EXERCISE BRIEF – Copy out each line of the data holding "como".

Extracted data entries
• • • • • • •

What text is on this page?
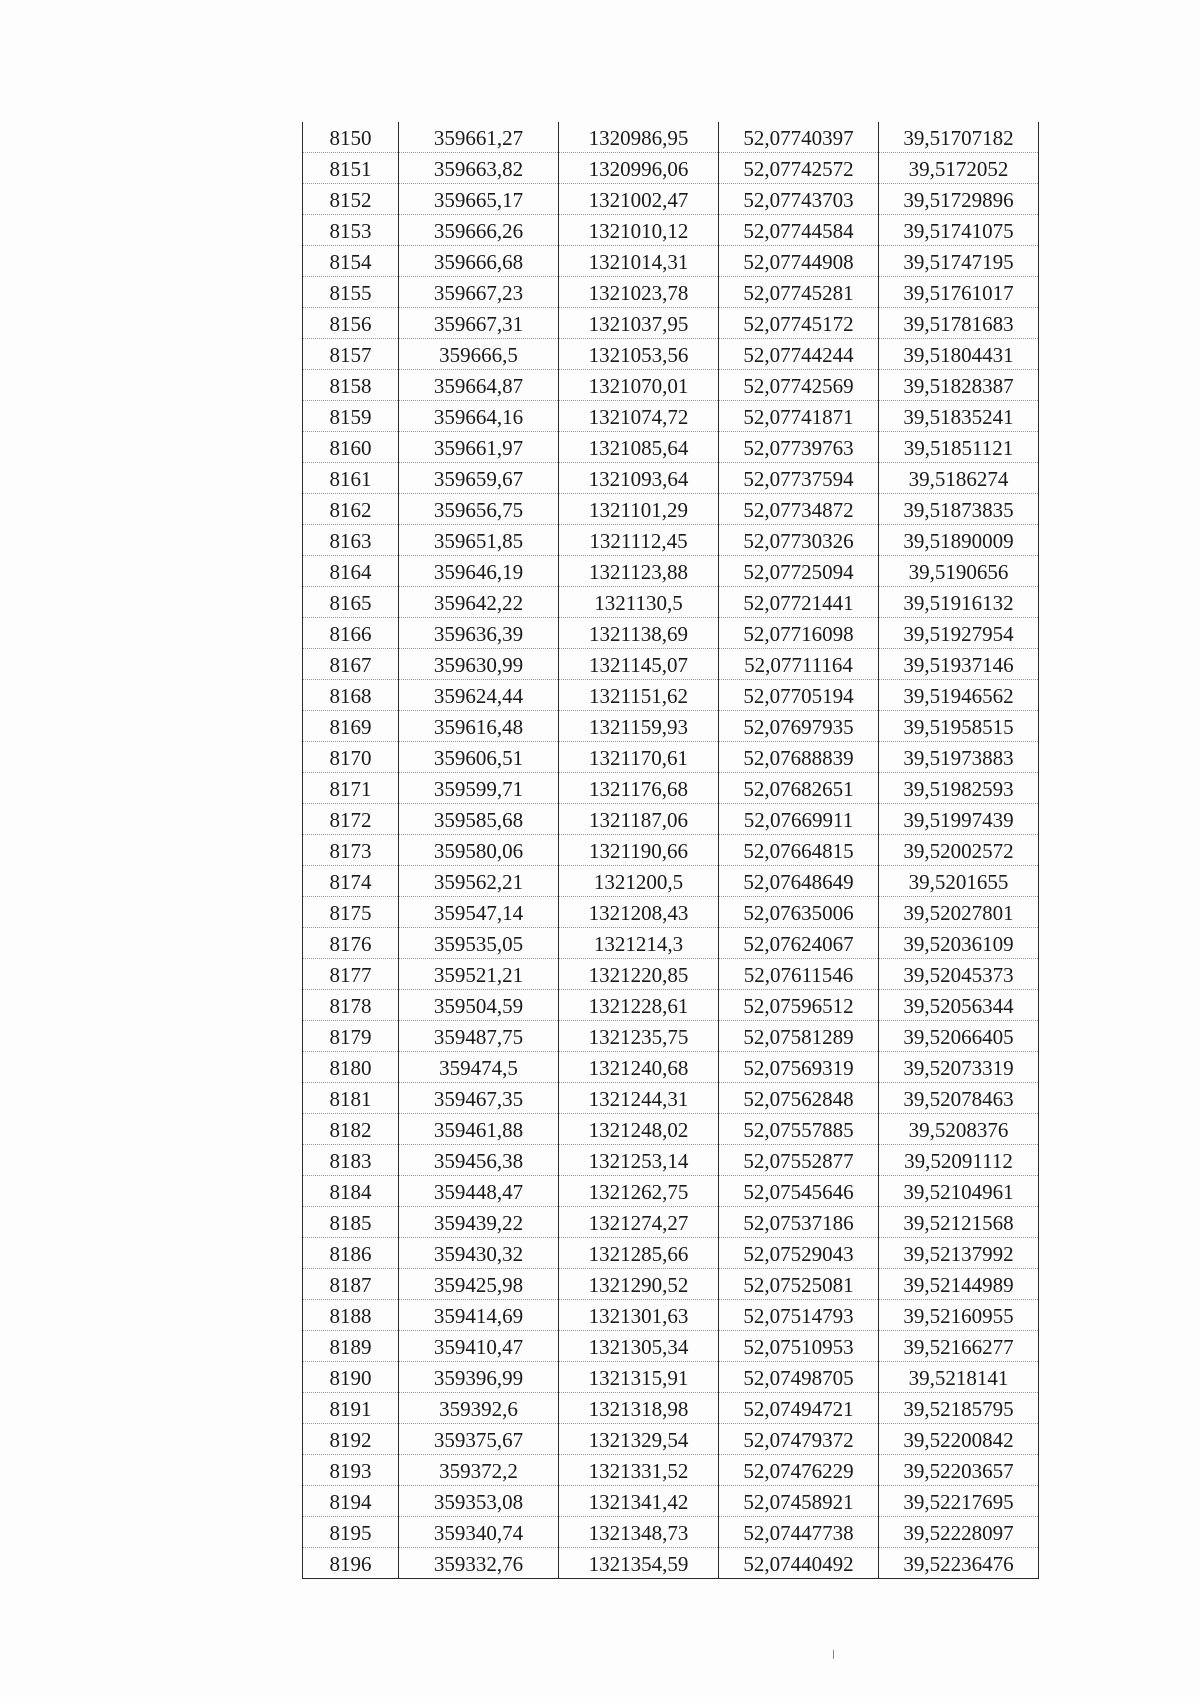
8150	359661,27	1320986,95	52,07740397	39,51707182
8151	359663,82	1320996,06	52,07742572	39,5172052
8152	359665,17	1321002,47	52,07743703	39,51729896
8153	359666,26	1321010,12	52,07744584	39,51741075
8154	359666,68	1321014,31	52,07744908	39,51747195
8155	359667,23	1321023,78	52,07745281	39,51761017
8156	359667,31	1321037,95	52,07745172	39,51781683
8157	359666,5	1321053,56	52,07744244	39,51804431
8158	359664,87	1321070,01	52,07742569	39,51828387
8159	359664,16	1321074,72	52,07741871	39,51835241
8160	359661,97	1321085,64	52,07739763	39,51851121
8161	359659,67	1321093,64	52,07737594	39,5186274
8162	359656,75	1321101,29	52,07734872	39,51873835
8163	359651,85	1321112,45	52,07730326	39,51890009
8164	359646,19	1321123,88	52,07725094	39,5190656
8165	359642,22	1321130,5	52,07721441	39,51916132
8166	359636,39	1321138,69	52,07716098	39,51927954
8167	359630,99	1321145,07	52,07711164	39,51937146
8168	359624,44	1321151,62	52,07705194	39,51946562
8169	359616,48	1321159,93	52,07697935	39,51958515
8170	359606,51	1321170,61	52,07688839	39,51973883
8171	359599,71	1321176,68	52,07682651	39,51982593
8172	359585,68	1321187,06	52,07669911	39,51997439
8173	359580,06	1321190,66	52,07664815	39,52002572
8174	359562,21	1321200,5	52,07648649	39,5201655
8175	359547,14	1321208,43	52,07635006	39,52027801
8176	359535,05	1321214,3	52,07624067	39,52036109
8177	359521,21	1321220,85	52,07611546	39,52045373
8178	359504,59	1321228,61	52,07596512	39,52056344
8179	359487,75	1321235,75	52,07581289	39,52066405
8180	359474,5	1321240,68	52,07569319	39,52073319
8181	359467,35	1321244,31	52,07562848	39,52078463
8182	359461,88	1321248,02	52,07557885	39,5208376
8183	359456,38	1321253,14	52,07552877	39,52091112
8184	359448,47	1321262,75	52,07545646	39,52104961
8185	359439,22	1321274,27	52,07537186	39,52121568
8186	359430,32	1321285,66	52,07529043	39,52137992
8187	359425,98	1321290,52	52,07525081	39,52144989
8188	359414,69	1321301,63	52,07514793	39,52160955
8189	359410,47	1321305,34	52,07510953	39,52166277
8190	359396,99	1321315,91	52,07498705	39,5218141
8191	359392,6	1321318,98	52,07494721	39,52185795
8192	359375,67	1321329,54	52,07479372	39,52200842
8193	359372,2	1321331,52	52,07476229	39,52203657
8194	359353,08	1321341,42	52,07458921	39,52217695
8195	359340,74	1321348,73	52,07447738	39,52228097
8196	359332,76	1321354,59	52,07440492	39,52236476
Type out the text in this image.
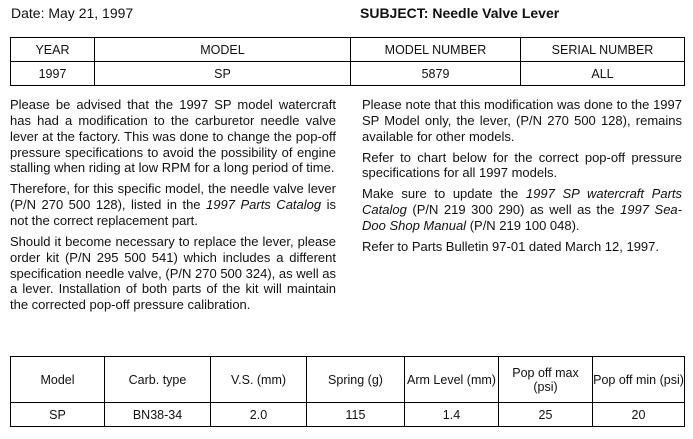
Date: May 21, 1997	SUBJECT: Needle Valve Lever
YEAR	MODEL	MODEL NUMBER	SERIAL NUMBER
1997	SP	5879	ALL

Please be advised that the 1997 SP model watercraft has had a modification to the carburetor needle valve lever at the factory. This was done to change the pop-off pressure specifications to avoid the possibility of engine stalling when riding at low RPM for a long period of time.

Therefore, for this specific model, the needle valve lever (P/N 270 500 128), listed in the 1997 Parts Catalog is not the correct replacement part.

Should it become necessary to replace the lever, please order kit (P/N 295 500 541) which includes a different specification needle valve, (P/N 270 500 324), as well as a lever. Installation of both parts of the kit will maintain the corrected pop-off pressure calibration.

Please note that this modification was done to the 1997 SP Model only, the lever, (P/N 270 500 128), remains available for other models.

Refer to chart below for the correct pop-off pressure specifications for all 1997 models.

Make sure to update the 1997 SP watercraft Parts Catalog (P/N 219 300 290) as well as the 1997 Sea-Doo Shop Manual (P/N 219 100 048).

Refer to Parts Bulletin 97-01 dated March 12, 1997.

Model	Carb. type	V.S. (mm)	Spring (g)	Arm Level (mm)	Pop off max (psi)	Pop off min (psi)
SP	BN38-34	2.0	115	1.4	25	20
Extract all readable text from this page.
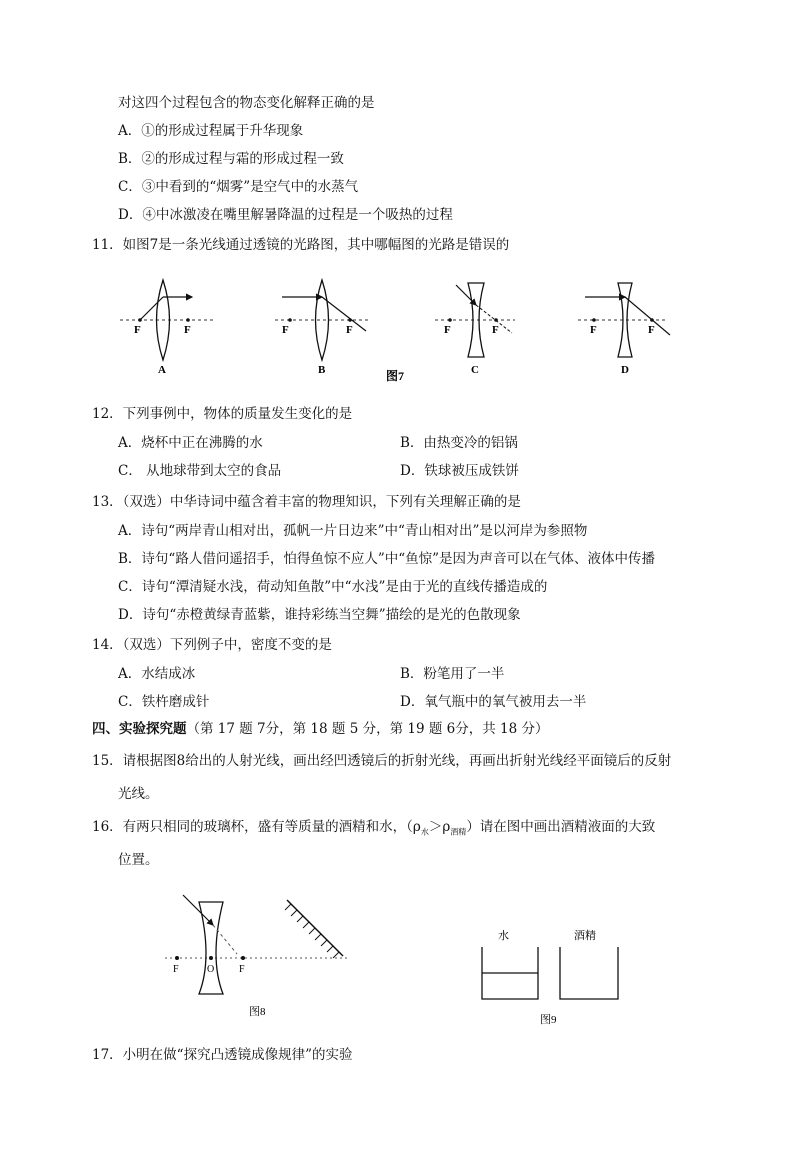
对这四个过程包含的物态变化解释正确的是
A．①的形成过程属于升华现象
B．②的形成过程与霜的形成过程一致
C．③中看到的“烟雾”是空气中的水蒸气
D．④中冰激凌在嘴里解暑降温的过程是一个吸热的过程
11．如图7是一条光线通过透镜的光路图，其中哪幅图的光路是错误的
F	F
A
F	F
B
F	F
C
图7
F	F
D
12．下列事例中，物体的质量发生变化的是
A．烧杯中正在沸腾的水	B．由热变冷的铝锅
C． 从地球带到太空的食品	D．铁球被压成铁饼
13．（双选）中华诗词中蕴含着丰富的物理知识，下列有关理解正确的是
A．诗句“两岸青山相对出，孤帆一片日边来”中“青山相对出”是以河岸为参照物
B．诗句“路人借问遥招手，怕得鱼惊不应人”中“鱼惊”是因为声音可以在气体、液体中传播
C．诗句“潭清疑水浅，荷动知鱼散”中“水浅”是由于光的直线传播造成的
D．诗句“赤橙黄绿青蓝紫，谁持彩练当空舞”描绘的是光的色散现象
14．（双选）下列例子中，密度不变的是
A．水结成冰	B．粉笔用了一半
C．铁杵磨成针	D．氧气瓶中的氧气被用去一半
四、实验探究题（第 17 题 7分，第 18 题 5 分，第 19 题 6分，共 18 分）
15．请根据图8给出的人射光线，画出经凹透镜后的折射光线，再画出折射光线经平面镜后的反射
光线。
16．有两只相同的玻璃杯，盛有等质量的酒精和水，$(\rho_水>\rho_{酒精})$请在图中画出酒精液面的大致
位置。
F	O F
图8
水	酒精
图9
17．小明在做“探究凸透镜成像规律”的实验
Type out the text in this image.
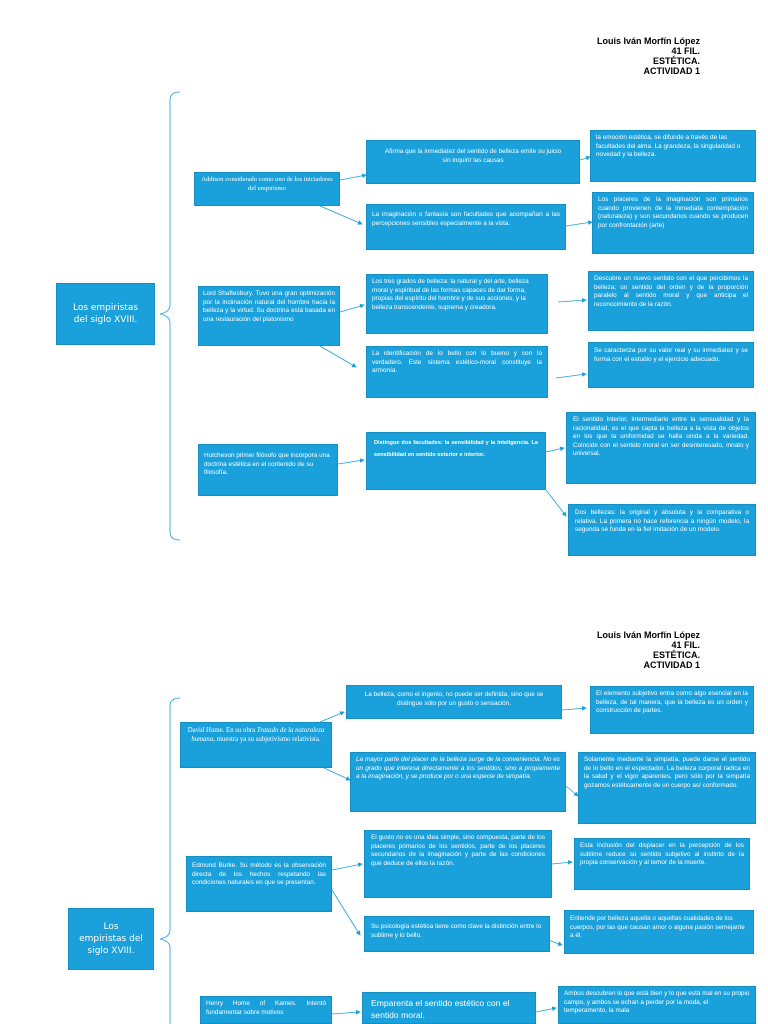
Louis Iván Morfín López
41 FIL.
ESTÉTICA.
ACTIVIDAD 1
Los empiristas del siglo XVIII.
Addison considerado como uno de los iniciadores del empirismo
Afirma que la inmediatez del sentido de belleza emite su juicio sin inquirir las causas
la emoción estética, se difunde a través de las facultades del alma. La grandeza, la singularidad o novedad y la belleza.
La imaginación o fantasía son facultades que acompañan a las percepciones sensibles especialmente a la vista.
Los placeres de la imaginación son primarios cuando provienen de la inmediata contemplación (naturaleza) y son secundarios cuando se producen por confrontación (arte)
Lord Shaftesbury. Tuvo una gran optimización por la inclinación natural del hombre hacia la belleza y la virtud. Su doctrina está basada en una restauración del platonismo
Los tres grados de belleza: la natural y del arte, belleza moral y espiritual de las formas capaces de dar forma, propias del espíritu del hombre y de sus acciones, y la belleza transcendente, suprema y creadora.
Descubre un nuevo sentido con el que percibimos la belleza; un sentido del orden y de la proporción paralelo al sentido moral y que anticipa el reconocimiento de la razón.
La identificación de lo bello con lo bueno y con lo verdadero. Este sistema estético-moral constituye la armonía.
Se caracteriza por su valor real y su inmediatez y se forma con el estudio y el ejercicio adecuado.
Hutcheson primer filósofo que incorpora una doctrina estética en el contenido de su filosofía.
Distingue dos facultades: la sensibilidad y la inteligencia. La sensibilidad en sentido exterior e interior.
El sentido interior, intermediario entre la sensualidad y la racionalidad, es el que capta la belleza a la vista de objetos en los que la uniformidad se halla unida a la variedad. Coincide con el sentido moral en ser desinteresado, innato y universal.
Dos bellezas: la original y absoluta y la comparativa o relativa. La primera no hace referencia a ningún modelo, la segunda se funda en la fiel imitación de un modelo.
Louis Iván Morfín López
41 FIL.
ESTÉTICA.
ACTIVIDAD 1
Los empiristas del siglo XVIII.
David Hume. En su obra Tratado de la naturaleza humana, muestra ya su subjetivismo relativista.
La belleza, como el ingenio, no puede ser definida, sino que se distingue sólo por un gusto o sensación.
El elemento subjetivo entra como algo esencial en la belleza, de tal manera, que la belleza es un orden y construcción de partes.
La mayor parte del placer de la belleza surge de la conveniencia. No es un grado que interesa directamente a los sentidos, sino a propiamente a la imaginación, y se produce por o una especie de simpatía.
Solamente mediante la simpatía, puede darse el sentido de lo bello en el espectador. La belleza corporal radica en la salud y el vigor aparentes, pero sólo por la simpatía gozamos estéticamente de un cuerpo así conformado.
Edmund Burke. Su método es la observación directa de los hechos respetando las condiciones naturales en que se presentan.
El gusto no es una idea simple, sino compuesta, parte de los placeres primarios de los sentidos, parte de los placeres secundarios de la imaginación y parte de las condiciones que deduce de ellos la razón.
Esta inclusión del displacer en la percepción de los sublime reduce su sentido subjetivo al instinto de la propia conservación y al temor de la muerte.
Su psicología estética tiene como clave la distinción entre lo sublime y lo bello.
Entiende por belleza aquella o aquellas cualidades de los cuerpos, por las que causan amor o alguna pasión semejante a él.
Henry Home of Kames. Intentó fundamentar sobre motivos
Emparenta el sentido estético con el sentido moral.
Ambos descubren lo que está bien y lo que está mal en su propio campo, y ambos se echan a perder por la moda, el temperamento, la mala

• • • • • • •

EXERCISE RESULT –
Addison considerado como uno de los iniciadores del empirismo
La belleza, como el ingenio, no puede ser definida, sino que se distingue sólo por un gusto o sensación.
El elemento subjetivo entra como algo esencial en la belleza, de tal manera, que la belleza es un orden y construcción de partes.
Su psicología estética tiene como clave la distinción entre lo sublime y lo bello.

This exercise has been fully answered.